[Supplied data]:
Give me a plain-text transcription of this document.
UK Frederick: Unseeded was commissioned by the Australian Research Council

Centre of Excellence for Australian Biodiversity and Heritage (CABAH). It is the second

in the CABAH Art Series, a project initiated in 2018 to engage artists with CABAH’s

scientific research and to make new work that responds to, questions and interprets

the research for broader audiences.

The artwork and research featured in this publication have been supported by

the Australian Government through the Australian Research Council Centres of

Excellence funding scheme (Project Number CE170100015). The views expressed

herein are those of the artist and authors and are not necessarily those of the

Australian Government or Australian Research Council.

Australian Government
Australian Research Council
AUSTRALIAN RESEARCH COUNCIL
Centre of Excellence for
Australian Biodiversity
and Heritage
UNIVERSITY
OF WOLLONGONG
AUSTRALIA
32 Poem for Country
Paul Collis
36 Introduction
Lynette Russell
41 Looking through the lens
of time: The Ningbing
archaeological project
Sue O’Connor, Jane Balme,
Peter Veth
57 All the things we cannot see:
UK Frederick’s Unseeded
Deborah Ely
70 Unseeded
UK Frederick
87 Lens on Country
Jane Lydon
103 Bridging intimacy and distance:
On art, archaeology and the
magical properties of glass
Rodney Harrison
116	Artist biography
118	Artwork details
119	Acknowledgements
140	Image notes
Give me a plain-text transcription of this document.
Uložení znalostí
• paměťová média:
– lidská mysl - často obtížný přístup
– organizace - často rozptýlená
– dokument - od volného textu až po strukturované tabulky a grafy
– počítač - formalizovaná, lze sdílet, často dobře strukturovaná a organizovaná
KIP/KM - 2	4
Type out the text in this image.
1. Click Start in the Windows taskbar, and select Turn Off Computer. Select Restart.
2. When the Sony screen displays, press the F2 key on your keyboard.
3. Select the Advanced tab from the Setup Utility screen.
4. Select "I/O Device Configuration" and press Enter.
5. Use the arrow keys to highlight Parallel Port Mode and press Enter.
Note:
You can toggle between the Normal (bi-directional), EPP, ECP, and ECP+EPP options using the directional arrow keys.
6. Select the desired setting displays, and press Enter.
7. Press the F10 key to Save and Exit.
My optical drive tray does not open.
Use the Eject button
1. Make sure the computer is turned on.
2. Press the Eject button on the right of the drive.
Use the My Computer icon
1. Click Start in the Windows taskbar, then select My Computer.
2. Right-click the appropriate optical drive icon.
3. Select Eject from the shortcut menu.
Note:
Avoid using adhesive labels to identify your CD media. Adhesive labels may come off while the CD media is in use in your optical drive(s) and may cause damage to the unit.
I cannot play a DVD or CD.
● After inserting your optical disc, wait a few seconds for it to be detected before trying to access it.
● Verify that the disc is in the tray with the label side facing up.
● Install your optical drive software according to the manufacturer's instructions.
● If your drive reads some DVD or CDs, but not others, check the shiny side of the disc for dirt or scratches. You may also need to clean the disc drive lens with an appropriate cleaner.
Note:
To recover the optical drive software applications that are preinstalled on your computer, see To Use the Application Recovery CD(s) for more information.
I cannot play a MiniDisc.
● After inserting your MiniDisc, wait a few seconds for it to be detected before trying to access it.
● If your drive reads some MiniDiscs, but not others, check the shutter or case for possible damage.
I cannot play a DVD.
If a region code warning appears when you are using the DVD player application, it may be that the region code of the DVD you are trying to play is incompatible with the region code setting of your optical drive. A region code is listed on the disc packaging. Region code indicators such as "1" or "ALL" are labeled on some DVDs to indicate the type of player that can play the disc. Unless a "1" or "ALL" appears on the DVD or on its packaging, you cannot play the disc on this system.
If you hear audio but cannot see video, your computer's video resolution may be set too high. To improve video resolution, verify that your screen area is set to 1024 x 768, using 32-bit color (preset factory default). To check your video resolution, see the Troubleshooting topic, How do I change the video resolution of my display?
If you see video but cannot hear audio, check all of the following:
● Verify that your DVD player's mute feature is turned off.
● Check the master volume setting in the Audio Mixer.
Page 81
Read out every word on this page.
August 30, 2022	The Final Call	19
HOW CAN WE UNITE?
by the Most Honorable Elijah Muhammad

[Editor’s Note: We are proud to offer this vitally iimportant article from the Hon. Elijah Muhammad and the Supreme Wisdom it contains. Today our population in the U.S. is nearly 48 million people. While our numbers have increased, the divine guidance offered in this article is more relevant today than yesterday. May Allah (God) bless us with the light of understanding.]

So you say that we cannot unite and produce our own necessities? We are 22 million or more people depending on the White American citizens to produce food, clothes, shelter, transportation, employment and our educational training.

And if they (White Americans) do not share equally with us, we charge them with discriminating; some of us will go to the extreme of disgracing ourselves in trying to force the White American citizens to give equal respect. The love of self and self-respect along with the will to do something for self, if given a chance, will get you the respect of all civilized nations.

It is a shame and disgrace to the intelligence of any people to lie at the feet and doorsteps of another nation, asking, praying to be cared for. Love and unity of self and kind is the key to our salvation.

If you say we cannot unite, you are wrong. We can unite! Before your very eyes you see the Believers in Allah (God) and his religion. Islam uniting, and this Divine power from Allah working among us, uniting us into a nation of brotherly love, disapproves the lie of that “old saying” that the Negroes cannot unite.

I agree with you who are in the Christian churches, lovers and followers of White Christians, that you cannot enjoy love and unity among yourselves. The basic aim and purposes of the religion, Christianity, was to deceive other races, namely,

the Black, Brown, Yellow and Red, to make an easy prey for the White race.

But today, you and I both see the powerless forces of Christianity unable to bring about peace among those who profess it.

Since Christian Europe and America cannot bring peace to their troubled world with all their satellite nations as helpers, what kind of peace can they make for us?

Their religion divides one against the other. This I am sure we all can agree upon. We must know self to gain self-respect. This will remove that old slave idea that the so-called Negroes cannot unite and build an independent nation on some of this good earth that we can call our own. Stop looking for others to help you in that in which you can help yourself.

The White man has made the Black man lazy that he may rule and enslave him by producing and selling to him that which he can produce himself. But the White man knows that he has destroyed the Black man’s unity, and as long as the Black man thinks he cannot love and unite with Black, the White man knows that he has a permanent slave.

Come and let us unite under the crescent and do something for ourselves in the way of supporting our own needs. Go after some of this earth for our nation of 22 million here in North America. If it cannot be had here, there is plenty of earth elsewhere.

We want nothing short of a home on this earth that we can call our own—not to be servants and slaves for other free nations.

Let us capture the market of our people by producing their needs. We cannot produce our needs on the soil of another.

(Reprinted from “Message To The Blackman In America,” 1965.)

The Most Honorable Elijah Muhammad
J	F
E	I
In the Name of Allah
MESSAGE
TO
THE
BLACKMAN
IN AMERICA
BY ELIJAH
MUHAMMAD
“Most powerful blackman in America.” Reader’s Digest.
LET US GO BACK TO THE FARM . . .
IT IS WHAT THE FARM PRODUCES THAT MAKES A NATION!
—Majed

[Requirement]: Search the entries for the string "taskbar" and collect each line that has it.

[Written solution]:
1. Click Start in the Windows taskbar, and select Turn Off Computer. Select Restart.
1. Click Start in the Windows taskbar, then select My Computer.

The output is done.